Written request
Go through the material below and copy all lines with "text".

Extracted entries
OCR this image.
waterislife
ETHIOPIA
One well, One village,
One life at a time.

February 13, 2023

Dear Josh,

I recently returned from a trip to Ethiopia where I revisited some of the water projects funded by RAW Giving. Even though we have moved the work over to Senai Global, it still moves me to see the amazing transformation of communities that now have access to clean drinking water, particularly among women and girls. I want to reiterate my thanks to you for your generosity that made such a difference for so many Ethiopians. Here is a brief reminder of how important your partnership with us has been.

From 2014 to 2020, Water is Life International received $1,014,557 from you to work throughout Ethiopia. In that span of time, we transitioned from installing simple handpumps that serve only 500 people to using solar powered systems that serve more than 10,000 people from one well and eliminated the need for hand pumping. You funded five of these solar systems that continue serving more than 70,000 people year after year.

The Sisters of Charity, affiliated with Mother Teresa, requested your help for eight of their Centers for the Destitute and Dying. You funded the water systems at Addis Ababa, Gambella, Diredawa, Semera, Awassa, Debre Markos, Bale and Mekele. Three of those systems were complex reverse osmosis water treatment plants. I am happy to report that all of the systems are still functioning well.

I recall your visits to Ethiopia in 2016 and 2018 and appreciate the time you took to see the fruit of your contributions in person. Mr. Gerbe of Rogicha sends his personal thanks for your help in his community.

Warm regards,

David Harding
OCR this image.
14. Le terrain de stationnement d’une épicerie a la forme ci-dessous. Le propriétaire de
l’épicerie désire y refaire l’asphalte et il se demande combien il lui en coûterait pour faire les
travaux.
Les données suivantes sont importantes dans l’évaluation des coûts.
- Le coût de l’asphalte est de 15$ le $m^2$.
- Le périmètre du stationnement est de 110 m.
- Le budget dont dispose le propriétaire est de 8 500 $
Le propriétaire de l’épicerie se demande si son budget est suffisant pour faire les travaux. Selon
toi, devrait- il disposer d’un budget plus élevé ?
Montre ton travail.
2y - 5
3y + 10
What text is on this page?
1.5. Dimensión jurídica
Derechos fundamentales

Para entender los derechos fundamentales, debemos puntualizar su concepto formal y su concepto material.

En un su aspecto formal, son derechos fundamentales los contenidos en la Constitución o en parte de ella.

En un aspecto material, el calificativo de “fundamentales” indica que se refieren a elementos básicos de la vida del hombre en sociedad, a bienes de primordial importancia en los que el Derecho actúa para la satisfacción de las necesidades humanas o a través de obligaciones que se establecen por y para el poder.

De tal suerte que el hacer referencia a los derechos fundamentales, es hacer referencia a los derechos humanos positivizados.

* * *

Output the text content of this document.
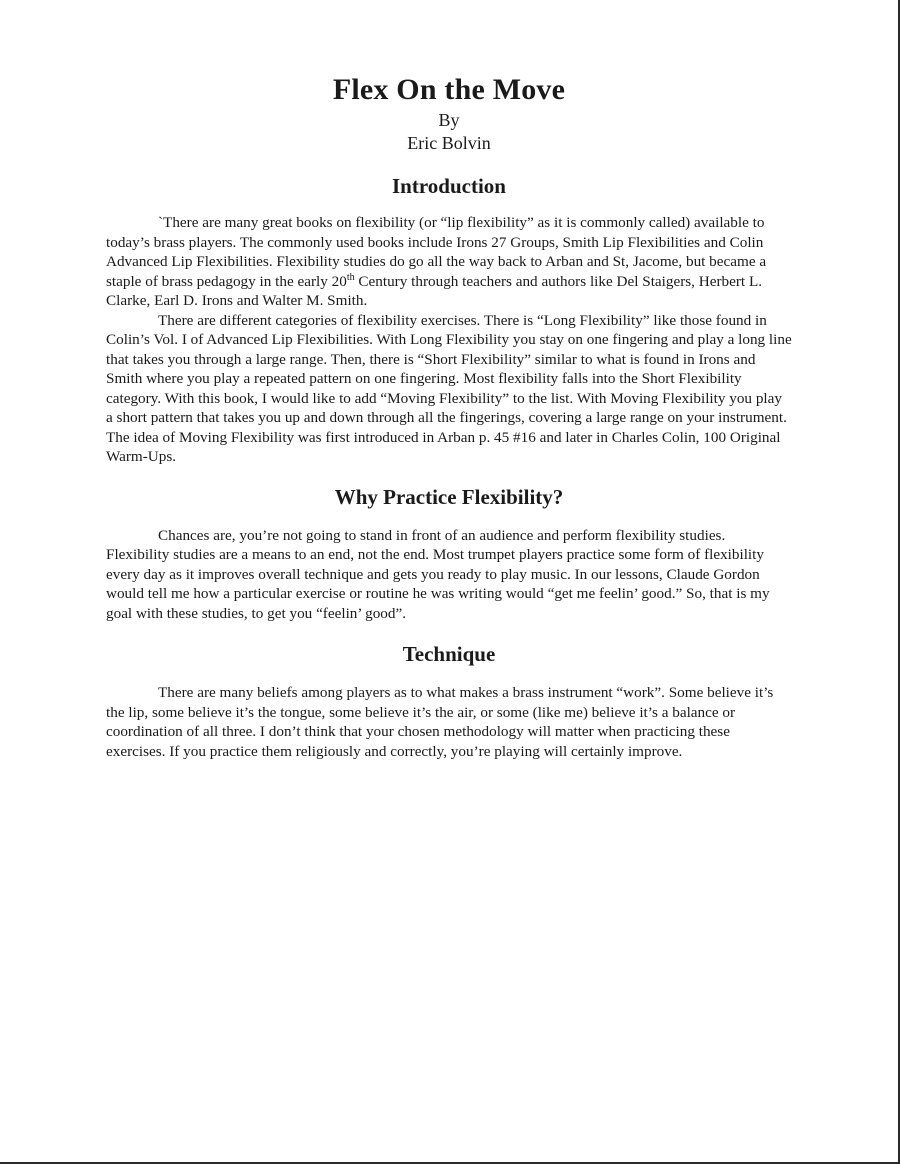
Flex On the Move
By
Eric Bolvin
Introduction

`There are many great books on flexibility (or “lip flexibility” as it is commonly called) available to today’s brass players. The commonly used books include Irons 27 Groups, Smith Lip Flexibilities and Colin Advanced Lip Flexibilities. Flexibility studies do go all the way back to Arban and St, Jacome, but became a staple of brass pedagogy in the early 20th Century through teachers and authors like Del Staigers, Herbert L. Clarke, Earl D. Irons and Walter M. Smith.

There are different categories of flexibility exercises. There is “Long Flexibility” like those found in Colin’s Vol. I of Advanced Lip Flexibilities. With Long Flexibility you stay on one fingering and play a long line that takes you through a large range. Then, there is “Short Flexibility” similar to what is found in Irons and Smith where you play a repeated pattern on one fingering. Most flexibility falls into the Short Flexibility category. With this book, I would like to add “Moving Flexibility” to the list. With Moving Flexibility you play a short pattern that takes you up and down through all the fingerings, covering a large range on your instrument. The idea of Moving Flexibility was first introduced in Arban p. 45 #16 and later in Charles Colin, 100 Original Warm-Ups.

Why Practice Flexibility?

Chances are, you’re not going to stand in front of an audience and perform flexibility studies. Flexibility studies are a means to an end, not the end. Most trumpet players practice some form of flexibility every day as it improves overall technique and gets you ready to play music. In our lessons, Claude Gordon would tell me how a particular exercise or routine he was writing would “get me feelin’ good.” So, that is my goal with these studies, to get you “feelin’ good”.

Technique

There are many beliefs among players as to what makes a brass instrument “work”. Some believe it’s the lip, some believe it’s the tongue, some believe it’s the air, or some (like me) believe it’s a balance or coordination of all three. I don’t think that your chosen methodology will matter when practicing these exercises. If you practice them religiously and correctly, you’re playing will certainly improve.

--

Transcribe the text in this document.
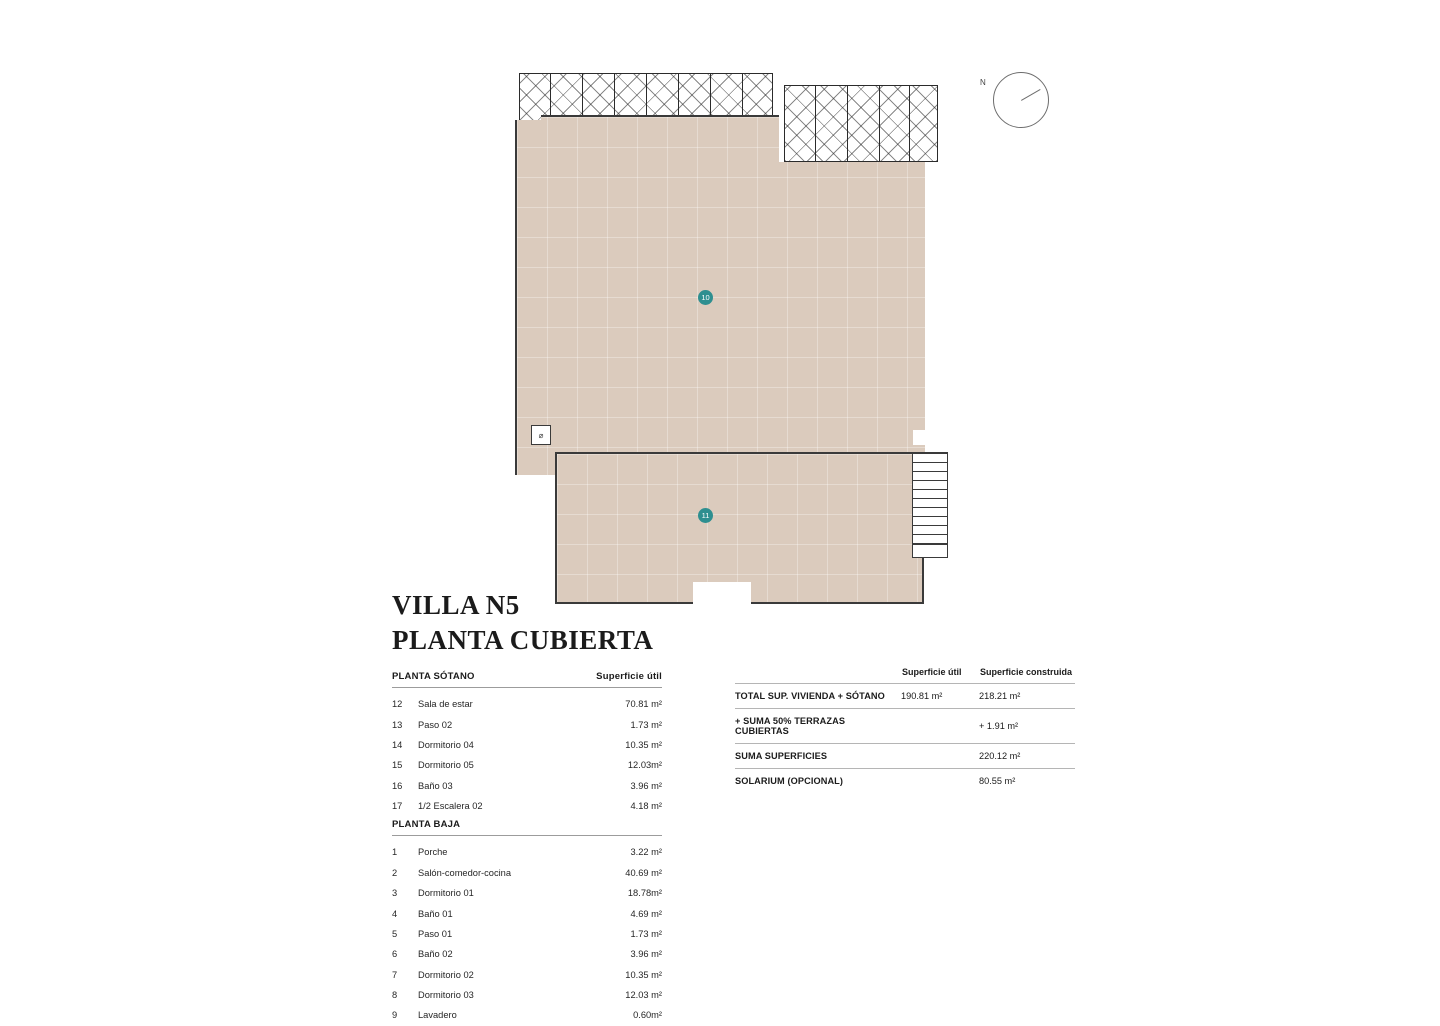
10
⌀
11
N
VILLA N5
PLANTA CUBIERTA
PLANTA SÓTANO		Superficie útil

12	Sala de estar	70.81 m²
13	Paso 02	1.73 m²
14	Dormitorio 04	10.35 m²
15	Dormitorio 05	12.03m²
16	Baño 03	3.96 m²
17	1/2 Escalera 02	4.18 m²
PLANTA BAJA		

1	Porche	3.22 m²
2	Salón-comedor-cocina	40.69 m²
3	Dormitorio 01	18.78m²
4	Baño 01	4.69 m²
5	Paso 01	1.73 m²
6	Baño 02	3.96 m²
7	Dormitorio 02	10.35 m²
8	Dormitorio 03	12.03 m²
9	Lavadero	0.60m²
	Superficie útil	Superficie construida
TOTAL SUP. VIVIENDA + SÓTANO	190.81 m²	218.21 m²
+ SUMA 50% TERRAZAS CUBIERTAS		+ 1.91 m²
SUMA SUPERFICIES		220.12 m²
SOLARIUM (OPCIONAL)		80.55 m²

Full solution
What text is on this page?
Output the text content of this document.
Transcribe the text in this document.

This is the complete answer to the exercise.